■ TASK DESCRIPTION
Repeat exactly each line of the data provided below.

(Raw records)
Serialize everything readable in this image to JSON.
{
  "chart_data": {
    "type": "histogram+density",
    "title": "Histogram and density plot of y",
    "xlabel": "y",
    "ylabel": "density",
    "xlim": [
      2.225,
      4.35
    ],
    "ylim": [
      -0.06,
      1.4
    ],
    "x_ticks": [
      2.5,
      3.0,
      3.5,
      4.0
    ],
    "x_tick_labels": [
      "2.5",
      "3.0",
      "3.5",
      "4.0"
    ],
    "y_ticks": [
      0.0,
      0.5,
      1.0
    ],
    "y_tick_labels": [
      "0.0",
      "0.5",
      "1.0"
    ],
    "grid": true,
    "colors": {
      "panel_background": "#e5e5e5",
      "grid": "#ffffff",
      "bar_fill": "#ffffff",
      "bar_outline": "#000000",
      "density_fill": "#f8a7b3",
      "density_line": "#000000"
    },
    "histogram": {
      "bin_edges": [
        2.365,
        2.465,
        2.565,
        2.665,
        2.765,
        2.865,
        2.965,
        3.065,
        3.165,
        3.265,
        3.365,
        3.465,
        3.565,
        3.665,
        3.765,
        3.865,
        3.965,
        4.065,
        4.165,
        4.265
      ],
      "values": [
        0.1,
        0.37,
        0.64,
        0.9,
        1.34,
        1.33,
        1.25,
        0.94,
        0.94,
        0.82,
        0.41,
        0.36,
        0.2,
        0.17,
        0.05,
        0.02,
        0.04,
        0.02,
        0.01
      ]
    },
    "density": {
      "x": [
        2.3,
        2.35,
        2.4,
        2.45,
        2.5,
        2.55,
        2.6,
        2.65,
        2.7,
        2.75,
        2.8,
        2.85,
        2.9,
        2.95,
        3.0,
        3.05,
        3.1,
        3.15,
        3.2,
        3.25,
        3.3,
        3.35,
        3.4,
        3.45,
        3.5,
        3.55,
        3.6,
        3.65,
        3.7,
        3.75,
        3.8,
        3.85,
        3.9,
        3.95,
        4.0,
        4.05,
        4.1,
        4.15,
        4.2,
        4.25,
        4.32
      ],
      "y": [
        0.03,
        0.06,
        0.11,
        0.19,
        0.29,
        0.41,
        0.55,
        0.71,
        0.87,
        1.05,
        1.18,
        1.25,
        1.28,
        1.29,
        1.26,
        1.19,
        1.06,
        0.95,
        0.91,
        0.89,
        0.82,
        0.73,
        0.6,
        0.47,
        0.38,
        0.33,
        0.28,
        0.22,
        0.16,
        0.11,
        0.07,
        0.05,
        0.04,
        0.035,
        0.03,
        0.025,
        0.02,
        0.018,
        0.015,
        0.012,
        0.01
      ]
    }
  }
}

■ FULL SOLUTION
Serialize everything readable in this image to JSON.
{
  "chart_data": {
    "type": "histogram+density",
    "title": "Histogram and density plot of y",
    "xlabel": "y",
    "ylabel": "density",
    "xlim": [
      2.225,
      4.35
    ],
    "ylim": [
      -0.06,
      1.4
    ],
    "x_ticks": [
      2.5,
      3.0,
      3.5,
      4.0
    ],
    "x_tick_labels": [
      "2.5",
      "3.0",
      "3.5",
      "4.0"
    ],
    "y_ticks": [
      0.0,
      0.5,
      1.0
    ],
    "y_tick_labels": [
      "0.0",
      "0.5",
      "1.0"
    ],
    "grid": true,
    "colors": {
      "panel_background": "#e5e5e5",
      "grid": "#ffffff",
      "bar_fill": "#ffffff",
      "bar_outline": "#000000",
      "density_fill": "#f8a7b3",
      "density_line": "#000000"
    },
    "histogram": {
      "bin_edges": [
        2.365,
        2.465,
        2.565,
        2.665,
        2.765,
        2.865,
        2.965,
        3.065,
        3.165,
        3.265,
        3.365,
        3.465,
        3.565,
        3.665,
        3.765,
        3.865,
        3.965,
        4.065,
        4.165,
        4.265
      ],
      "values": [
        0.1,
        0.37,
        0.64,
        0.9,
        1.34,
        1.33,
        1.25,
        0.94,
        0.94,
        0.82,
        0.41,
        0.36,
        0.2,
        0.17,
        0.05,
        0.02,
        0.04,
        0.02,
        0.01
      ]
    },
    "density": {
      "x": [
        2.3,
        2.35,
        2.4,
        2.45,
        2.5,
        2.55,
        2.6,
        2.65,
        2.7,
        2.75,
        2.8,
        2.85,
        2.9,
        2.95,
        3.0,
        3.05,
        3.1,
        3.15,
        3.2,
        3.25,
        3.3,
        3.35,
        3.4,
        3.45,
        3.5,
        3.55,
        3.6,
        3.65,
        3.7,
        3.75,
        3.8,
        3.85,
        3.9,
        3.95,
        4.0,
        4.05,
        4.1,
        4.15,
        4.2,
        4.25,
        4.32
      ],
      "y": [
        0.03,
        0.06,
        0.11,
        0.19,
        0.29,
        0.41,
        0.55,
        0.71,
        0.87,
        1.05,
        1.18,
        1.25,
        1.28,
        1.29,
        1.26,
        1.19,
        1.06,
        0.95,
        0.91,
        0.89,
        0.82,
        0.73,
        0.6,
        0.47,
        0.38,
        0.33,
        0.28,
        0.22,
        0.16,
        0.11,
        0.07,
        0.05,
        0.04,
        0.035,
        0.03,
        0.025,
        0.02,
        0.018,
        0.015,
        0.012,
        0.01
      ]
    }
  }
}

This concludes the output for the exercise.